- _TASK BRIEF_
Your task is to copy the material exactly.
----------
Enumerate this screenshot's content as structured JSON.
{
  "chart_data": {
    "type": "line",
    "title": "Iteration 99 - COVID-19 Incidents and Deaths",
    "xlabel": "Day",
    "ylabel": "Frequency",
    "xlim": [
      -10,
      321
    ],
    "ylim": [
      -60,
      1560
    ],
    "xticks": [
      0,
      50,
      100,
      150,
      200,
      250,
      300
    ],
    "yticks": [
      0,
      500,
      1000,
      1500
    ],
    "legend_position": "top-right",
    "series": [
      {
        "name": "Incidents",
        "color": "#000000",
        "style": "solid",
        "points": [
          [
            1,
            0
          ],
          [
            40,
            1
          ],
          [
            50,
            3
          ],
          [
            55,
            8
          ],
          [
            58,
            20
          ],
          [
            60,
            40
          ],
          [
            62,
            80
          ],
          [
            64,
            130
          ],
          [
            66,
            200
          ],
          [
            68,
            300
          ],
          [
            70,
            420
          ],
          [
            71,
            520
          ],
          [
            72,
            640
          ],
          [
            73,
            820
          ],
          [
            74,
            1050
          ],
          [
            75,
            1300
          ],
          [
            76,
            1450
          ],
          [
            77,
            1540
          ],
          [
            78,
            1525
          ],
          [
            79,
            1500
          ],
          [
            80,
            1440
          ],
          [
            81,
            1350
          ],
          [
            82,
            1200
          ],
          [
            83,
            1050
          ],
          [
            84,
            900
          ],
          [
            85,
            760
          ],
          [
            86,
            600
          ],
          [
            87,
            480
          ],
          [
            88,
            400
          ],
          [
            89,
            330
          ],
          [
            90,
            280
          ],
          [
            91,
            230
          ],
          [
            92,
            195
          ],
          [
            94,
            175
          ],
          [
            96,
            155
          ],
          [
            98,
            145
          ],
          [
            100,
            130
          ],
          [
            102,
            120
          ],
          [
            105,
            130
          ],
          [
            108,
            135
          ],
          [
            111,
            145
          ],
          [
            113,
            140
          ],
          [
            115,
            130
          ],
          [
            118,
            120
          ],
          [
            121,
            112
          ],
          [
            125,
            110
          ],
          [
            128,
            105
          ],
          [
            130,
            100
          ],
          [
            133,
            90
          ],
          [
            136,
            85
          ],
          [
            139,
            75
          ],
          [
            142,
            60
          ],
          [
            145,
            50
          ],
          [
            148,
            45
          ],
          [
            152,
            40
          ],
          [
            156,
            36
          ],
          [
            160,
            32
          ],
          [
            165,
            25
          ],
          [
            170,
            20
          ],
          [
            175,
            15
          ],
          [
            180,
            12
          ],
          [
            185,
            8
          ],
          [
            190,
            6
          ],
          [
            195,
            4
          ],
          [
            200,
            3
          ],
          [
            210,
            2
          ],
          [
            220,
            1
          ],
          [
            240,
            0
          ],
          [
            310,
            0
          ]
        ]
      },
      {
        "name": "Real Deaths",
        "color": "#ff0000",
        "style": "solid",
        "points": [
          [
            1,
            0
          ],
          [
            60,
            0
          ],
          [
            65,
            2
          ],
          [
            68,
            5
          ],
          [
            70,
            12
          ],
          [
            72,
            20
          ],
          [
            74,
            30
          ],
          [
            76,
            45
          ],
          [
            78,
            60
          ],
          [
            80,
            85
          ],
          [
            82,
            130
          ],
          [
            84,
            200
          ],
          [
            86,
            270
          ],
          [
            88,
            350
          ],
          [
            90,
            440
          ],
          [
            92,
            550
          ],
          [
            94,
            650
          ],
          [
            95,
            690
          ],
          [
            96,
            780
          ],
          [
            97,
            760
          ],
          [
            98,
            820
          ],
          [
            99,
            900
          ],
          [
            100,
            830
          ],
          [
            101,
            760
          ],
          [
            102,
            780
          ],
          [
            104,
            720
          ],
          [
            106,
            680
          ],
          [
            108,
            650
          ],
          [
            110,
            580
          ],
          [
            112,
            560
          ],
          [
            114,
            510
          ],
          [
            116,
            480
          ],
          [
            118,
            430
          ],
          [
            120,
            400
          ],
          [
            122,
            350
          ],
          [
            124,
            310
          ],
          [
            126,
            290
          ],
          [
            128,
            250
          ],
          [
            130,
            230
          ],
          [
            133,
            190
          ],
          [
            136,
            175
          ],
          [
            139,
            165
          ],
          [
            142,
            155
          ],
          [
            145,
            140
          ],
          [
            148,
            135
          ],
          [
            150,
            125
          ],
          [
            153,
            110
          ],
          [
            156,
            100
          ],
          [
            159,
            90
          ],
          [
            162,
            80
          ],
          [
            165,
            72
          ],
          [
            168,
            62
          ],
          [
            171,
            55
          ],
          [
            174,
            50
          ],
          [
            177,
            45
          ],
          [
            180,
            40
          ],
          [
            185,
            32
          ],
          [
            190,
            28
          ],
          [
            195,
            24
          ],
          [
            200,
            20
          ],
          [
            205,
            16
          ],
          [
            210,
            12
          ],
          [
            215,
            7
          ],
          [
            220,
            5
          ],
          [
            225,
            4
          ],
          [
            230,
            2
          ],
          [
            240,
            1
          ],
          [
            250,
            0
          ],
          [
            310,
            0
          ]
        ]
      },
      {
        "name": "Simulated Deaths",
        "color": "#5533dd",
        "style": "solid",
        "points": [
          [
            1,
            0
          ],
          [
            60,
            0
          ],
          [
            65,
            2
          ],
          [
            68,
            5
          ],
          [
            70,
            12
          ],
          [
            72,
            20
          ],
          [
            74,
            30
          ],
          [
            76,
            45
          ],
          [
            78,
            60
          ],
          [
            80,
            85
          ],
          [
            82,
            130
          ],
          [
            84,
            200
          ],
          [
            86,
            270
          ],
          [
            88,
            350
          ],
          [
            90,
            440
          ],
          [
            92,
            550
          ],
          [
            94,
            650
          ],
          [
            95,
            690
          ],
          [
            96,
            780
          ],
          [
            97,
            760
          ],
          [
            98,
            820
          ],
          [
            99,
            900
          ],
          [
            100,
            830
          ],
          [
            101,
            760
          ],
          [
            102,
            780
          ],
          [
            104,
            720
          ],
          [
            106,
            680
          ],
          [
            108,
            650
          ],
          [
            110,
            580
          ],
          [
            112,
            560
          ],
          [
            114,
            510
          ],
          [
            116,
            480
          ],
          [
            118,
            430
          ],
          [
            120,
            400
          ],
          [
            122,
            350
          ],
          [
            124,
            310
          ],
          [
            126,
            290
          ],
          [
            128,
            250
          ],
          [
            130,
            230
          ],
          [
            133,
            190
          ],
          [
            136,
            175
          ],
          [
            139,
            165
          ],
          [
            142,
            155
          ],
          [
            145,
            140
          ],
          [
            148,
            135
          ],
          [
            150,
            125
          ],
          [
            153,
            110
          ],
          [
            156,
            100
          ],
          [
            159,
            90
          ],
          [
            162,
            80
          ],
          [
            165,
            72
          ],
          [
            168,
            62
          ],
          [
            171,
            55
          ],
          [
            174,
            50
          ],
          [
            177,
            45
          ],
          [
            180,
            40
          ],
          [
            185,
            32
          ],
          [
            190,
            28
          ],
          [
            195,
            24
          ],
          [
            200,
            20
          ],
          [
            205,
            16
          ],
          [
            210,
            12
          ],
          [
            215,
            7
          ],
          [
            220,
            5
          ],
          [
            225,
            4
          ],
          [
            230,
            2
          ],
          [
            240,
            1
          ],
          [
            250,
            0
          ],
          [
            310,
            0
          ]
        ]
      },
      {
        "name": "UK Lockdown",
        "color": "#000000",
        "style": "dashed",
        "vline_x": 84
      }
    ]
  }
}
----------
- _TASK RESPONSE_
Enumerate this screenshot's content as structured JSON.
{
  "chart_data": {
    "type": "line",
    "title": "Iteration 99 - COVID-19 Incidents and Deaths",
    "xlabel": "Day",
    "ylabel": "Frequency",
    "xlim": [
      -10,
      321
    ],
    "ylim": [
      -60,
      1560
    ],
    "xticks": [
      0,
      50,
      100,
      150,
      200,
      250,
      300
    ],
    "yticks": [
      0,
      500,
      1000,
      1500
    ],
    "legend_position": "top-right",
    "series": [
      {
        "name": "Incidents",
        "color": "#000000",
        "style": "solid",
        "points": [
          [
            1,
            0
          ],
          [
            40,
            1
          ],
          [
            50,
            3
          ],
          [
            55,
            8
          ],
          [
            58,
            20
          ],
          [
            60,
            40
          ],
          [
            62,
            80
          ],
          [
            64,
            130
          ],
          [
            66,
            200
          ],
          [
            68,
            300
          ],
          [
            70,
            420
          ],
          [
            71,
            520
          ],
          [
            72,
            640
          ],
          [
            73,
            820
          ],
          [
            74,
            1050
          ],
          [
            75,
            1300
          ],
          [
            76,
            1450
          ],
          [
            77,
            1540
          ],
          [
            78,
            1525
          ],
          [
            79,
            1500
          ],
          [
            80,
            1440
          ],
          [
            81,
            1350
          ],
          [
            82,
            1200
          ],
          [
            83,
            1050
          ],
          [
            84,
            900
          ],
          [
            85,
            760
          ],
          [
            86,
            600
          ],
          [
            87,
            480
          ],
          [
            88,
            400
          ],
          [
            89,
            330
          ],
          [
            90,
            280
          ],
          [
            91,
            230
          ],
          [
            92,
            195
          ],
          [
            94,
            175
          ],
          [
            96,
            155
          ],
          [
            98,
            145
          ],
          [
            100,
            130
          ],
          [
            102,
            120
          ],
          [
            105,
            130
          ],
          [
            108,
            135
          ],
          [
            111,
            145
          ],
          [
            113,
            140
          ],
          [
            115,
            130
          ],
          [
            118,
            120
          ],
          [
            121,
            112
          ],
          [
            125,
            110
          ],
          [
            128,
            105
          ],
          [
            130,
            100
          ],
          [
            133,
            90
          ],
          [
            136,
            85
          ],
          [
            139,
            75
          ],
          [
            142,
            60
          ],
          [
            145,
            50
          ],
          [
            148,
            45
          ],
          [
            152,
            40
          ],
          [
            156,
            36
          ],
          [
            160,
            32
          ],
          [
            165,
            25
          ],
          [
            170,
            20
          ],
          [
            175,
            15
          ],
          [
            180,
            12
          ],
          [
            185,
            8
          ],
          [
            190,
            6
          ],
          [
            195,
            4
          ],
          [
            200,
            3
          ],
          [
            210,
            2
          ],
          [
            220,
            1
          ],
          [
            240,
            0
          ],
          [
            310,
            0
          ]
        ]
      },
      {
        "name": "Real Deaths",
        "color": "#ff0000",
        "style": "solid",
        "points": [
          [
            1,
            0
          ],
          [
            60,
            0
          ],
          [
            65,
            2
          ],
          [
            68,
            5
          ],
          [
            70,
            12
          ],
          [
            72,
            20
          ],
          [
            74,
            30
          ],
          [
            76,
            45
          ],
          [
            78,
            60
          ],
          [
            80,
            85
          ],
          [
            82,
            130
          ],
          [
            84,
            200
          ],
          [
            86,
            270
          ],
          [
            88,
            350
          ],
          [
            90,
            440
          ],
          [
            92,
            550
          ],
          [
            94,
            650
          ],
          [
            95,
            690
          ],
          [
            96,
            780
          ],
          [
            97,
            760
          ],
          [
            98,
            820
          ],
          [
            99,
            900
          ],
          [
            100,
            830
          ],
          [
            101,
            760
          ],
          [
            102,
            780
          ],
          [
            104,
            720
          ],
          [
            106,
            680
          ],
          [
            108,
            650
          ],
          [
            110,
            580
          ],
          [
            112,
            560
          ],
          [
            114,
            510
          ],
          [
            116,
            480
          ],
          [
            118,
            430
          ],
          [
            120,
            400
          ],
          [
            122,
            350
          ],
          [
            124,
            310
          ],
          [
            126,
            290
          ],
          [
            128,
            250
          ],
          [
            130,
            230
          ],
          [
            133,
            190
          ],
          [
            136,
            175
          ],
          [
            139,
            165
          ],
          [
            142,
            155
          ],
          [
            145,
            140
          ],
          [
            148,
            135
          ],
          [
            150,
            125
          ],
          [
            153,
            110
          ],
          [
            156,
            100
          ],
          [
            159,
            90
          ],
          [
            162,
            80
          ],
          [
            165,
            72
          ],
          [
            168,
            62
          ],
          [
            171,
            55
          ],
          [
            174,
            50
          ],
          [
            177,
            45
          ],
          [
            180,
            40
          ],
          [
            185,
            32
          ],
          [
            190,
            28
          ],
          [
            195,
            24
          ],
          [
            200,
            20
          ],
          [
            205,
            16
          ],
          [
            210,
            12
          ],
          [
            215,
            7
          ],
          [
            220,
            5
          ],
          [
            225,
            4
          ],
          [
            230,
            2
          ],
          [
            240,
            1
          ],
          [
            250,
            0
          ],
          [
            310,
            0
          ]
        ]
      },
      {
        "name": "Simulated Deaths",
        "color": "#5533dd",
        "style": "solid",
        "points": [
          [
            1,
            0
          ],
          [
            60,
            0
          ],
          [
            65,
            2
          ],
          [
            68,
            5
          ],
          [
            70,
            12
          ],
          [
            72,
            20
          ],
          [
            74,
            30
          ],
          [
            76,
            45
          ],
          [
            78,
            60
          ],
          [
            80,
            85
          ],
          [
            82,
            130
          ],
          [
            84,
            200
          ],
          [
            86,
            270
          ],
          [
            88,
            350
          ],
          [
            90,
            440
          ],
          [
            92,
            550
          ],
          [
            94,
            650
          ],
          [
            95,
            690
          ],
          [
            96,
            780
          ],
          [
            97,
            760
          ],
          [
            98,
            820
          ],
          [
            99,
            900
          ],
          [
            100,
            830
          ],
          [
            101,
            760
          ],
          [
            102,
            780
          ],
          [
            104,
            720
          ],
          [
            106,
            680
          ],
          [
            108,
            650
          ],
          [
            110,
            580
          ],
          [
            112,
            560
          ],
          [
            114,
            510
          ],
          [
            116,
            480
          ],
          [
            118,
            430
          ],
          [
            120,
            400
          ],
          [
            122,
            350
          ],
          [
            124,
            310
          ],
          [
            126,
            290
          ],
          [
            128,
            250
          ],
          [
            130,
            230
          ],
          [
            133,
            190
          ],
          [
            136,
            175
          ],
          [
            139,
            165
          ],
          [
            142,
            155
          ],
          [
            145,
            140
          ],
          [
            148,
            135
          ],
          [
            150,
            125
          ],
          [
            153,
            110
          ],
          [
            156,
            100
          ],
          [
            159,
            90
          ],
          [
            162,
            80
          ],
          [
            165,
            72
          ],
          [
            168,
            62
          ],
          [
            171,
            55
          ],
          [
            174,
            50
          ],
          [
            177,
            45
          ],
          [
            180,
            40
          ],
          [
            185,
            32
          ],
          [
            190,
            28
          ],
          [
            195,
            24
          ],
          [
            200,
            20
          ],
          [
            205,
            16
          ],
          [
            210,
            12
          ],
          [
            215,
            7
          ],
          [
            220,
            5
          ],
          [
            225,
            4
          ],
          [
            230,
            2
          ],
          [
            240,
            1
          ],
          [
            250,
            0
          ],
          [
            310,
            0
          ]
        ]
      },
      {
        "name": "UK Lockdown",
        "color": "#000000",
        "style": "dashed",
        "vline_x": 84
      }
    ]
  }
}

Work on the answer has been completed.